▸ Set exercise
Restate all of the entries exactly, dropping any pictures they hold.

........

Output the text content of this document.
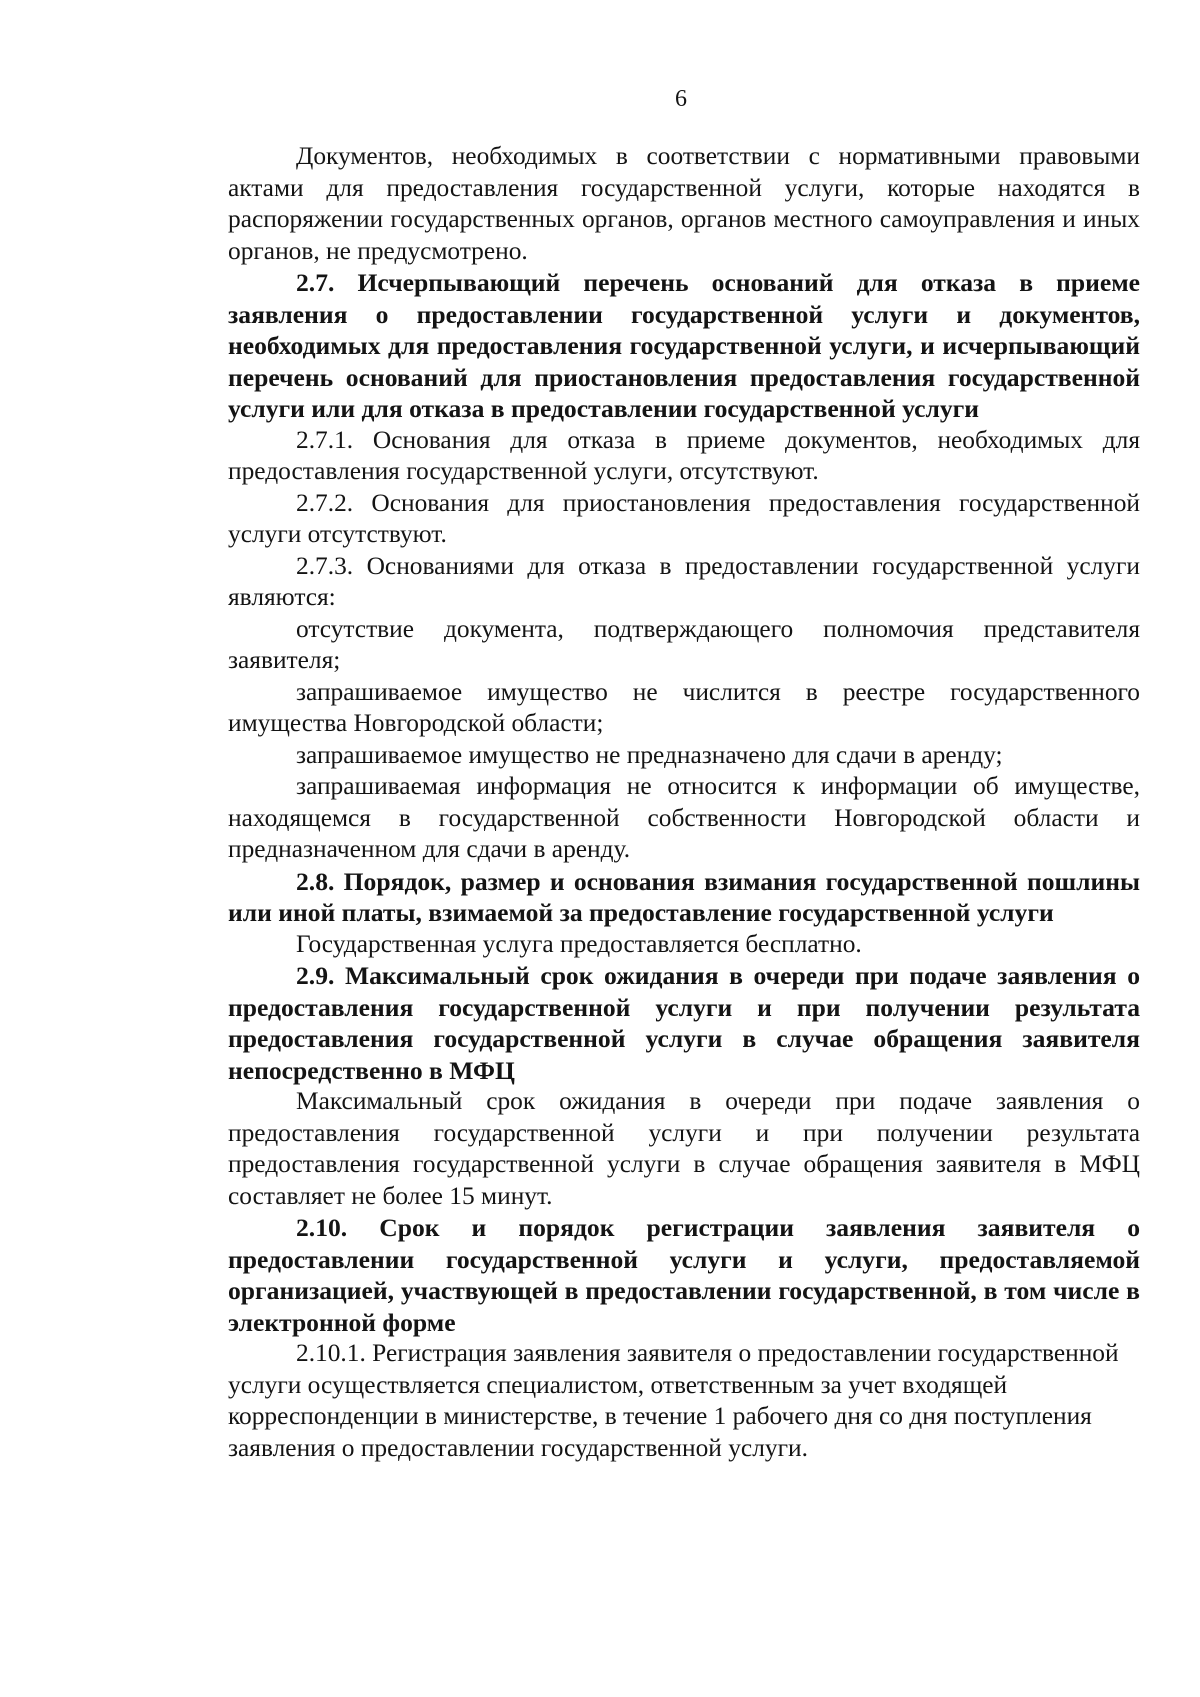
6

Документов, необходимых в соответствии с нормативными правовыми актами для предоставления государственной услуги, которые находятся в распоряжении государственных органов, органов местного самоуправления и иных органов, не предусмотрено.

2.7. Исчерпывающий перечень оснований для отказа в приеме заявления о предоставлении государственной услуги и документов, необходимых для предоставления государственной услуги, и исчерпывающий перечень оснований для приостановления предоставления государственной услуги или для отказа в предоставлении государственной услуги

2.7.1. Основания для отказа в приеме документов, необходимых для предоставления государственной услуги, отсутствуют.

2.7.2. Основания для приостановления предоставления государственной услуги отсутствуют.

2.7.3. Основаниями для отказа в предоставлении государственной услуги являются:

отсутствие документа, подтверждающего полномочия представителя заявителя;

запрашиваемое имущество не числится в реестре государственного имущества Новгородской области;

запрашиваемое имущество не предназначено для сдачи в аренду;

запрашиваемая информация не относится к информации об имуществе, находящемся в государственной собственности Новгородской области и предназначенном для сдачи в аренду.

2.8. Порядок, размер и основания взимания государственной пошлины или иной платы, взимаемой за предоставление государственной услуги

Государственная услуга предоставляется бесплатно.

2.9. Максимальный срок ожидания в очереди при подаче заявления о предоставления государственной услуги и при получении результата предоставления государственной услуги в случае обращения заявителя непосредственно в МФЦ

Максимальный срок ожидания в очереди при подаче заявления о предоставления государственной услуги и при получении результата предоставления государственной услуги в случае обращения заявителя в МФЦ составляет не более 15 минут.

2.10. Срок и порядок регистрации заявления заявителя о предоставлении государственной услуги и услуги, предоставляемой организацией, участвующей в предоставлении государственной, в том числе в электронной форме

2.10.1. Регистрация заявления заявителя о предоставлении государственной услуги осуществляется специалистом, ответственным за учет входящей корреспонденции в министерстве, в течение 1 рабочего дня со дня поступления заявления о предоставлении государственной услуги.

........

▸ Exercise solution
Output the text content of this document.
6

Документов, необходимых в соответствии с нормативными правовыми актами для предоставления государственной услуги, которые находятся в распоряжении государственных органов, органов местного самоуправления и иных органов, не предусмотрено.

2.7. Исчерпывающий перечень оснований для отказа в приеме заявления о предоставлении государственной услуги и документов, необходимых для предоставления государственной услуги, и исчерпывающий перечень оснований для приостановления предоставления государственной услуги или для отказа в предоставлении государственной услуги

2.7.1. Основания для отказа в приеме документов, необходимых для предоставления государственной услуги, отсутствуют.

2.7.2. Основания для приостановления предоставления государственной услуги отсутствуют.

2.7.3. Основаниями для отказа в предоставлении государственной услуги являются:

отсутствие документа, подтверждающего полномочия представителя заявителя;

запрашиваемое имущество не числится в реестре государственного имущества Новгородской области;

запрашиваемое имущество не предназначено для сдачи в аренду;

запрашиваемая информация не относится к информации об имуществе, находящемся в государственной собственности Новгородской области и предназначенном для сдачи в аренду.

2.8. Порядок, размер и основания взимания государственной пошлины или иной платы, взимаемой за предоставление государственной услуги

Государственная услуга предоставляется бесплатно.

2.9. Максимальный срок ожидания в очереди при подаче заявления о предоставления государственной услуги и при получении результата предоставления государственной услуги в случае обращения заявителя непосредственно в МФЦ

Максимальный срок ожидания в очереди при подаче заявления о предоставления государственной услуги и при получении результата предоставления государственной услуги в случае обращения заявителя в МФЦ составляет не более 15 минут.

2.10. Срок и порядок регистрации заявления заявителя о предоставлении государственной услуги и услуги, предоставляемой организацией, участвующей в предоставлении государственной, в том числе в электронной форме

2.10.1. Регистрация заявления заявителя о предоставлении государственной услуги осуществляется специалистом, ответственным за учет входящей корреспонденции в министерстве, в течение 1 рабочего дня со дня поступления заявления о предоставлении государственной услуги.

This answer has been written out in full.